Lives Lived and Lives Lost - Portsmouth and the Great War

In a town like Portsmouth it's inevitable that sons will follow fathers into the navy, though in the case of Daniel Burrows the son didn't join until after the father had left.
The father in question was William Burrows, a native of Belfast. We first find him in 1881, as an Ordinary Seaman aboard HMS Duke of Wellington moored in Portsmouth Harbour. At some point he must have returned to Northern Ireland where he married Margaret from County Antrim and then brought her back to Portsmouth with him, as in the 1891 Census she appears at 33 Malta Road, Portsmouth with two sons William (b. 1885) and Francis (b. 1887).
By 1901 William had been discharged from the navy and he had become the landlord of the Red Lion Public House at 29 Havant Street, Portsea where he lived with his expanding family which now included Arthur (b. 1894), Daniel (b. 7th March 1895) and John (b. 1898). By 1911 the family had moved to 63 Union Street, Portsea.

• DATA SHOWN:
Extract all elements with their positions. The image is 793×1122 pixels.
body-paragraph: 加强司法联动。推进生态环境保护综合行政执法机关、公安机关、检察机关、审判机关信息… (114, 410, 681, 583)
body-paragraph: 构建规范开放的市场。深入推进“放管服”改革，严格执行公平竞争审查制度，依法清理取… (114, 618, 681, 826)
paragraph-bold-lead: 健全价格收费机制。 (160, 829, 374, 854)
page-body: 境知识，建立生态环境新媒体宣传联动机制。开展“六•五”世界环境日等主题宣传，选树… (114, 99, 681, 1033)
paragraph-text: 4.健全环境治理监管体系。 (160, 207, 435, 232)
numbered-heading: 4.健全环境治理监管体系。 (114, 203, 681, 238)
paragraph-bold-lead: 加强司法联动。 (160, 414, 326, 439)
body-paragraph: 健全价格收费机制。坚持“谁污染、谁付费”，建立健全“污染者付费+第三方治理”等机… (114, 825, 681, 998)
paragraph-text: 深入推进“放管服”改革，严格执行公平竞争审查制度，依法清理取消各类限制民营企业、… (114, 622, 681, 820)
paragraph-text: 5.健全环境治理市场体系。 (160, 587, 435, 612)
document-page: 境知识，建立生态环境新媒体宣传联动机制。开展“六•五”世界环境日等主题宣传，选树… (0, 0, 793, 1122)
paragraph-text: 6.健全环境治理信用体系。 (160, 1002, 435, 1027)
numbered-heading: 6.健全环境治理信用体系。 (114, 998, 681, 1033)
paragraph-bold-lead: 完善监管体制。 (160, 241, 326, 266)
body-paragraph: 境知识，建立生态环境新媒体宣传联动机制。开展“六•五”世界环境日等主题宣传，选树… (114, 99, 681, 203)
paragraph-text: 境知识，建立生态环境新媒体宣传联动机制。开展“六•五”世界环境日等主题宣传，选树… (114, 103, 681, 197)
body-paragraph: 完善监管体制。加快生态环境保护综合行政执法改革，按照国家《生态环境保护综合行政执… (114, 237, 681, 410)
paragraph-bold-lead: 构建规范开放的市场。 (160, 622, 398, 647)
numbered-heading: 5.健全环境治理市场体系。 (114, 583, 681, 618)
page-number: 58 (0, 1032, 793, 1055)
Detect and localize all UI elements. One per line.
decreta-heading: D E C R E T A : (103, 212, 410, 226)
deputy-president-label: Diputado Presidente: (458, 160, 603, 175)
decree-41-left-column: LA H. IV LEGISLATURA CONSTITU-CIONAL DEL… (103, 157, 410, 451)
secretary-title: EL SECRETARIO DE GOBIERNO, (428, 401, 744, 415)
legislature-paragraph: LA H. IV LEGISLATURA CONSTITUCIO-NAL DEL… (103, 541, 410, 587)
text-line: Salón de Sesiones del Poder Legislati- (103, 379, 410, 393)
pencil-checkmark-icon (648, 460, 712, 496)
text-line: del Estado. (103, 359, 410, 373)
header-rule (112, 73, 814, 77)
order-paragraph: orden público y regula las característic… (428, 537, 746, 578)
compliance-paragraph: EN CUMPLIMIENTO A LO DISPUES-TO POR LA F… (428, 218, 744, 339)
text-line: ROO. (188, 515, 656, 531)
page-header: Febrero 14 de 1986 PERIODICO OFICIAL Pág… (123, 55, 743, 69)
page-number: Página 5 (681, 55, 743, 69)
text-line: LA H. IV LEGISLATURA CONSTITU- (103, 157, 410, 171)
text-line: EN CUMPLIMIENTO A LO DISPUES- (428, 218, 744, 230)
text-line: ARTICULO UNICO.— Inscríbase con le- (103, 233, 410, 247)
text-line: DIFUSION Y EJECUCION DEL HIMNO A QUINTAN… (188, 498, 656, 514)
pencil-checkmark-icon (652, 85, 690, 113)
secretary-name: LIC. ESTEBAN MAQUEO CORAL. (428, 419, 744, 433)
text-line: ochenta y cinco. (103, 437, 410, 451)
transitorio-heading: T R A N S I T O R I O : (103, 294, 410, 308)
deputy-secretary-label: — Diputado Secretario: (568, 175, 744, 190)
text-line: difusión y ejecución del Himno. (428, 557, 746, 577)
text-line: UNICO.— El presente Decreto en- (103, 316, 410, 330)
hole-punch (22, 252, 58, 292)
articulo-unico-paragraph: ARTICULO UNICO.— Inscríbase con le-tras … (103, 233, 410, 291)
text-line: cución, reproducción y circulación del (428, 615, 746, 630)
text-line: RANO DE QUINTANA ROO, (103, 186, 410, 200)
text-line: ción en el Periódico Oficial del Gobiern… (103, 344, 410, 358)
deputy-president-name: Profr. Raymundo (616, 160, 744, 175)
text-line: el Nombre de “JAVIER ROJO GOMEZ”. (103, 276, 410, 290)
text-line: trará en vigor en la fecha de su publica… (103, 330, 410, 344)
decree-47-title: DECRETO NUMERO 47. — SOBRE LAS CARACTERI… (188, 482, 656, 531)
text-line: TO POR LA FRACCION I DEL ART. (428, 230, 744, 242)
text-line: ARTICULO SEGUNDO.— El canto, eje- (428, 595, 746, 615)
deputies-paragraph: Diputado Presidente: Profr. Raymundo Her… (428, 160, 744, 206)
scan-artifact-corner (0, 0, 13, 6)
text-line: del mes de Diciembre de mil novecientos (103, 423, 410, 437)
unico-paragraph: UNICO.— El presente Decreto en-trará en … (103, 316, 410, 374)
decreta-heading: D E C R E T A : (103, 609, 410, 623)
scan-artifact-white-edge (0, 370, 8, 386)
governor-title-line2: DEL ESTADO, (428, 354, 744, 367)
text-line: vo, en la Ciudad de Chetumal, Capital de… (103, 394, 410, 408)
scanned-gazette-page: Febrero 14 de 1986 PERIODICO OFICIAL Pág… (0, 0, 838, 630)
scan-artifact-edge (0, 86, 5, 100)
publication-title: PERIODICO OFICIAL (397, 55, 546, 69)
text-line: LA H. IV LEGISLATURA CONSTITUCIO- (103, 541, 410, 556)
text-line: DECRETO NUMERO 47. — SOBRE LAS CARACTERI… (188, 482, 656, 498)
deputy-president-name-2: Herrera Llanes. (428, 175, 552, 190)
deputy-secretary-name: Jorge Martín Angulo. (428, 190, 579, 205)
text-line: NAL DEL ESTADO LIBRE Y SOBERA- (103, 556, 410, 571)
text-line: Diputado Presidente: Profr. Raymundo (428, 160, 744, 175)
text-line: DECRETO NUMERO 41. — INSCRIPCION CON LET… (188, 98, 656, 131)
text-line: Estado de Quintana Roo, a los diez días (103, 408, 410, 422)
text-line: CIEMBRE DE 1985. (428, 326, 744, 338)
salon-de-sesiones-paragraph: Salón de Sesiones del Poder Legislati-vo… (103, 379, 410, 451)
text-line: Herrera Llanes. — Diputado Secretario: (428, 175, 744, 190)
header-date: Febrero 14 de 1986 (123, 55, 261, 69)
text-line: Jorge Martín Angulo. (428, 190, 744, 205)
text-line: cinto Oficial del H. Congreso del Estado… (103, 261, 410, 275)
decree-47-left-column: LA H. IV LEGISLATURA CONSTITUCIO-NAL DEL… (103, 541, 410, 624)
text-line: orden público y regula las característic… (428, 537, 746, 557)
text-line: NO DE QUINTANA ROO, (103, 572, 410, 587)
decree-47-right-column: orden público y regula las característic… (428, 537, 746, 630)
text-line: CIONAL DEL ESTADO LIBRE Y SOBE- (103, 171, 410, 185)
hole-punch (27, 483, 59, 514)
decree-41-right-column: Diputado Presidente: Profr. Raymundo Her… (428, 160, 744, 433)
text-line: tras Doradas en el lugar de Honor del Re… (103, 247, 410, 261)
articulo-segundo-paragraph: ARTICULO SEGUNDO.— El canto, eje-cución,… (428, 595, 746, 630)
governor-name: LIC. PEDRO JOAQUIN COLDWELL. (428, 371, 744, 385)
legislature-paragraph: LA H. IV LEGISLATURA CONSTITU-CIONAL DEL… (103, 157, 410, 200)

• EXERCISES TO COMPLETE:
A. In the text on Portsmouth and the Great War, which public house did William Burrows run by 1901?
B. Reproduce the listing verbatim from its first line through the line containing "99, 681, 203)", including both of those lines.

• RESPONSES TO THE TASKS:
A. The Red Lion Public House at 29 Havant Street, Portsea.

B.
Extract all elements with their positions. The image is 793×1122 pixels.
body-paragraph: 加强司法联动。推进生态环境保护综合行政执法机关、公安机关、检察机关、审判机关信息… (114, 410, 681, 583)
body-paragraph: 构建规范开放的市场。深入推进“放管服”改革，严格执行公平竞争审查制度，依法清理取… (114, 618, 681, 826)
paragraph-bold-lead: 健全价格收费机制。 (160, 829, 374, 854)
page-body: 境知识，建立生态环境新媒体宣传联动机制。开展“六•五”世界环境日等主题宣传，选树… (114, 99, 681, 1033)
paragraph-text: 4.健全环境治理监管体系。 (160, 207, 435, 232)
numbered-heading: 4.健全环境治理监管体系。 (114, 203, 681, 238)
paragraph-bold-lead: 加强司法联动。 (160, 414, 326, 439)
body-paragraph: 健全价格收费机制。坚持“谁污染、谁付费”，建立健全“污染者付费+第三方治理”等机… (114, 825, 681, 998)
paragraph-text: 深入推进“放管服”改革，严格执行公平竞争审查制度，依法清理取消各类限制民营企业、… (114, 622, 681, 820)
paragraph-text: 5.健全环境治理市场体系。 (160, 587, 435, 612)
document-page: 境知识，建立生态环境新媒体宣传联动机制。开展“六•五”世界环境日等主题宣传，选树… (0, 0, 793, 1122)
paragraph-text: 6.健全环境治理信用体系。 (160, 1002, 435, 1027)
numbered-heading: 6.健全环境治理信用体系。 (114, 998, 681, 1033)
paragraph-bold-lead: 完善监管体制。 (160, 241, 326, 266)
body-paragraph: 境知识，建立生态环境新媒体宣传联动机制。开展“六•五”世界环境日等主题宣传，选树… (114, 99, 681, 203)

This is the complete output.